### WORK TO COMPLETE
Exactly as given, repeat all of the entries.

### Records from a collection
·····

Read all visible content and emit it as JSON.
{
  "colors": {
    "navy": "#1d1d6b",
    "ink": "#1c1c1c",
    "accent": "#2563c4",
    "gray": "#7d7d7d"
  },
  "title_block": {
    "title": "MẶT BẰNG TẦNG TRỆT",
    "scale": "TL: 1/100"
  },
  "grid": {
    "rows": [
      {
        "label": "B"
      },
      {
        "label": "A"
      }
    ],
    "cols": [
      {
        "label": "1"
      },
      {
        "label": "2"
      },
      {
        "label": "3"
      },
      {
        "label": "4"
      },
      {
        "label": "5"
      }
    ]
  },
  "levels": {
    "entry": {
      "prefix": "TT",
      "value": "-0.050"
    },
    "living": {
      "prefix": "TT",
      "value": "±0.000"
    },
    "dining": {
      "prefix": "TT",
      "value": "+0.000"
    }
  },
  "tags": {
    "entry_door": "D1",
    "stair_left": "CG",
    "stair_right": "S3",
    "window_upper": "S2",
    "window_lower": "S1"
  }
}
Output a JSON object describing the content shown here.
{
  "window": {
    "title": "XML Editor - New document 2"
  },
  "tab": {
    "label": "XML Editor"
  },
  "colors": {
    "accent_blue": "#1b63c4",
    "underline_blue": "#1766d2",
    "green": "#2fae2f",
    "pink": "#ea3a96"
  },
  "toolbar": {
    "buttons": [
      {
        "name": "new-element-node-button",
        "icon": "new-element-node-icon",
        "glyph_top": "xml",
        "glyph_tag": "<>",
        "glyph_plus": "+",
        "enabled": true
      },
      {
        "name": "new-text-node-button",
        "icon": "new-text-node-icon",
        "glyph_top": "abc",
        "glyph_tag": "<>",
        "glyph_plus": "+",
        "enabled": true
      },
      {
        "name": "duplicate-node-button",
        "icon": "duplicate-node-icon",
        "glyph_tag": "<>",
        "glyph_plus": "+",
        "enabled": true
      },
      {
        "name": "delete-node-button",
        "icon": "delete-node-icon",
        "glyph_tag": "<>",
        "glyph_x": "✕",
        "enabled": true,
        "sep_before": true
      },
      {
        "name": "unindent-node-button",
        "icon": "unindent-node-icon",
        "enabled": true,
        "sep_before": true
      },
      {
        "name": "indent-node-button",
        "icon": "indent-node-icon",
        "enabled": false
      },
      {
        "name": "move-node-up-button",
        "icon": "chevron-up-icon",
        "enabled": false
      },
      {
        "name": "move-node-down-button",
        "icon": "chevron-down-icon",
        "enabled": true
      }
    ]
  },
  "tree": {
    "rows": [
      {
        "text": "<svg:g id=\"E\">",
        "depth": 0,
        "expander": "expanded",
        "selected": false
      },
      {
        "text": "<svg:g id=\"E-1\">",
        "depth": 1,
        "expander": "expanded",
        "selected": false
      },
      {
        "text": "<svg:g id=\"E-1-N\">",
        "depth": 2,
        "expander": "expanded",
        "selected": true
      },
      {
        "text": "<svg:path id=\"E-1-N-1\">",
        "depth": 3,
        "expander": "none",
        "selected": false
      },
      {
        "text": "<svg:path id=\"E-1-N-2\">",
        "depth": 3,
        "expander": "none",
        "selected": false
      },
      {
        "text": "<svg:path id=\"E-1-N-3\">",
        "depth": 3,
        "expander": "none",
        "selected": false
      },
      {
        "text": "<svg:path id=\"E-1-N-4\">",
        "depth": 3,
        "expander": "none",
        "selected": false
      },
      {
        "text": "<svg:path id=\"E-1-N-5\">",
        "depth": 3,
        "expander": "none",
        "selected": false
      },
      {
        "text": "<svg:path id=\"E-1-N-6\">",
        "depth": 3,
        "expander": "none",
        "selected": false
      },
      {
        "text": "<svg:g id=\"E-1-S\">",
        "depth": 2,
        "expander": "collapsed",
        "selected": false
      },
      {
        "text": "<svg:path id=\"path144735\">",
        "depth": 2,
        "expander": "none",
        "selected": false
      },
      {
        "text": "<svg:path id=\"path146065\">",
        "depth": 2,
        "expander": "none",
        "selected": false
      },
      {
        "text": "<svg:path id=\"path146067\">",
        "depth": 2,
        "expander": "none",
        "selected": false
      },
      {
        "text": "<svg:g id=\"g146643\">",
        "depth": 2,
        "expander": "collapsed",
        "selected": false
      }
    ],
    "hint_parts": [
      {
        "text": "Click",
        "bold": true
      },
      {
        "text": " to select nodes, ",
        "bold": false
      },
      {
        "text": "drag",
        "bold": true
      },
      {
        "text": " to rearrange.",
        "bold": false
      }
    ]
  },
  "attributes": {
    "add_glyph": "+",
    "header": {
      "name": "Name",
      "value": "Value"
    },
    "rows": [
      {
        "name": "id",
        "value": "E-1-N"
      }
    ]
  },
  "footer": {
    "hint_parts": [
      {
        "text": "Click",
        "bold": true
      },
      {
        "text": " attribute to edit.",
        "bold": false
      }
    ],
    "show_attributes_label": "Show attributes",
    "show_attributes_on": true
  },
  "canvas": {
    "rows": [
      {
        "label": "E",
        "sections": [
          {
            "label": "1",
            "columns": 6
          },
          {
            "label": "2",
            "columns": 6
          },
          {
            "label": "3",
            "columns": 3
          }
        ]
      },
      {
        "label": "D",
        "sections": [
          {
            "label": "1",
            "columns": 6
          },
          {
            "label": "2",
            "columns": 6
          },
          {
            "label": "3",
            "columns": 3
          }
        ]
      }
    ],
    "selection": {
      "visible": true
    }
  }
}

·····

### ANSWER TO THIS PROBLEM
Read all visible content and emit it as JSON.
{
  "colors": {
    "navy": "#1d1d6b",
    "ink": "#1c1c1c",
    "accent": "#2563c4",
    "gray": "#7d7d7d"
  },
  "title_block": {
    "title": "MẶT BẰNG TẦNG TRỆT",
    "scale": "TL: 1/100"
  },
  "grid": {
    "rows": [
      {
        "label": "B"
      },
      {
        "label": "A"
      }
    ],
    "cols": [
      {
        "label": "1"
      },
      {
        "label": "2"
      },
      {
        "label": "3"
      },
      {
        "label": "4"
      },
      {
        "label": "5"
      }
    ]
  },
  "levels": {
    "entry": {
      "prefix": "TT",
      "value": "-0.050"
    },
    "living": {
      "prefix": "TT",
      "value": "±0.000"
    },
    "dining": {
      "prefix": "TT",
      "value": "+0.000"
    }
  },
  "tags": {
    "entry_door": "D1",
    "stair_left": "CG",
    "stair_right": "S3",
    "window_upper": "S2",
    "window_lower": "S1"
  }
}
Output a JSON object describing the content shown here.
{
  "window": {
    "title": "XML Editor - New document 2"
  },
  "tab": {
    "label": "XML Editor"
  },
  "colors": {
    "accent_blue": "#1b63c4",
    "underline_blue": "#1766d2",
    "green": "#2fae2f",
    "pink": "#ea3a96"
  },
  "toolbar": {
    "buttons": [
      {
        "name": "new-element-node-button",
        "icon": "new-element-node-icon",
        "glyph_top": "xml",
        "glyph_tag": "<>",
        "glyph_plus": "+",
        "enabled": true
      },
      {
        "name": "new-text-node-button",
        "icon": "new-text-node-icon",
        "glyph_top": "abc",
        "glyph_tag": "<>",
        "glyph_plus": "+",
        "enabled": true
      },
      {
        "name": "duplicate-node-button",
        "icon": "duplicate-node-icon",
        "glyph_tag": "<>",
        "glyph_plus": "+",
        "enabled": true
      },
      {
        "name": "delete-node-button",
        "icon": "delete-node-icon",
        "glyph_tag": "<>",
        "glyph_x": "✕",
        "enabled": true,
        "sep_before": true
      },
      {
        "name": "unindent-node-button",
        "icon": "unindent-node-icon",
        "enabled": true,
        "sep_before": true
      },
      {
        "name": "indent-node-button",
        "icon": "indent-node-icon",
        "enabled": false
      },
      {
        "name": "move-node-up-button",
        "icon": "chevron-up-icon",
        "enabled": false
      },
      {
        "name": "move-node-down-button",
        "icon": "chevron-down-icon",
        "enabled": true
      }
    ]
  },
  "tree": {
    "rows": [
      {
        "text": "<svg:g id=\"E\">",
        "depth": 0,
        "expander": "expanded",
        "selected": false
      },
      {
        "text": "<svg:g id=\"E-1\">",
        "depth": 1,
        "expander": "expanded",
        "selected": false
      },
      {
        "text": "<svg:g id=\"E-1-N\">",
        "depth": 2,
        "expander": "expanded",
        "selected": true
      },
      {
        "text": "<svg:path id=\"E-1-N-1\">",
        "depth": 3,
        "expander": "none",
        "selected": false
      },
      {
        "text": "<svg:path id=\"E-1-N-2\">",
        "depth": 3,
        "expander": "none",
        "selected": false
      },
      {
        "text": "<svg:path id=\"E-1-N-3\">",
        "depth": 3,
        "expander": "none",
        "selected": false
      },
      {
        "text": "<svg:path id=\"E-1-N-4\">",
        "depth": 3,
        "expander": "none",
        "selected": false
      },
      {
        "text": "<svg:path id=\"E-1-N-5\">",
        "depth": 3,
        "expander": "none",
        "selected": false
      },
      {
        "text": "<svg:path id=\"E-1-N-6\">",
        "depth": 3,
        "expander": "none",
        "selected": false
      },
      {
        "text": "<svg:g id=\"E-1-S\">",
        "depth": 2,
        "expander": "collapsed",
        "selected": false
      },
      {
        "text": "<svg:path id=\"path144735\">",
        "depth": 2,
        "expander": "none",
        "selected": false
      },
      {
        "text": "<svg:path id=\"path146065\">",
        "depth": 2,
        "expander": "none",
        "selected": false
      },
      {
        "text": "<svg:path id=\"path146067\">",
        "depth": 2,
        "expander": "none",
        "selected": false
      },
      {
        "text": "<svg:g id=\"g146643\">",
        "depth": 2,
        "expander": "collapsed",
        "selected": false
      }
    ],
    "hint_parts": [
      {
        "text": "Click",
        "bold": true
      },
      {
        "text": " to select nodes, ",
        "bold": false
      },
      {
        "text": "drag",
        "bold": true
      },
      {
        "text": " to rearrange.",
        "bold": false
      }
    ]
  },
  "attributes": {
    "add_glyph": "+",
    "header": {
      "name": "Name",
      "value": "Value"
    },
    "rows": [
      {
        "name": "id",
        "value": "E-1-N"
      }
    ]
  },
  "footer": {
    "hint_parts": [
      {
        "text": "Click",
        "bold": true
      },
      {
        "text": " attribute to edit.",
        "bold": false
      }
    ],
    "show_attributes_label": "Show attributes",
    "show_attributes_on": true
  },
  "canvas": {
    "rows": [
      {
        "label": "E",
        "sections": [
          {
            "label": "1",
            "columns": 6
          },
          {
            "label": "2",
            "columns": 6
          },
          {
            "label": "3",
            "columns": 3
          }
        ]
      },
      {
        "label": "D",
        "sections": [
          {
            "label": "1",
            "columns": 6
          },
          {
            "label": "2",
            "columns": 6
          },
          {
            "label": "3",
            "columns": 3
          }
        ]
      }
    ],
    "selection": {
      "visible": true
    }
  }
}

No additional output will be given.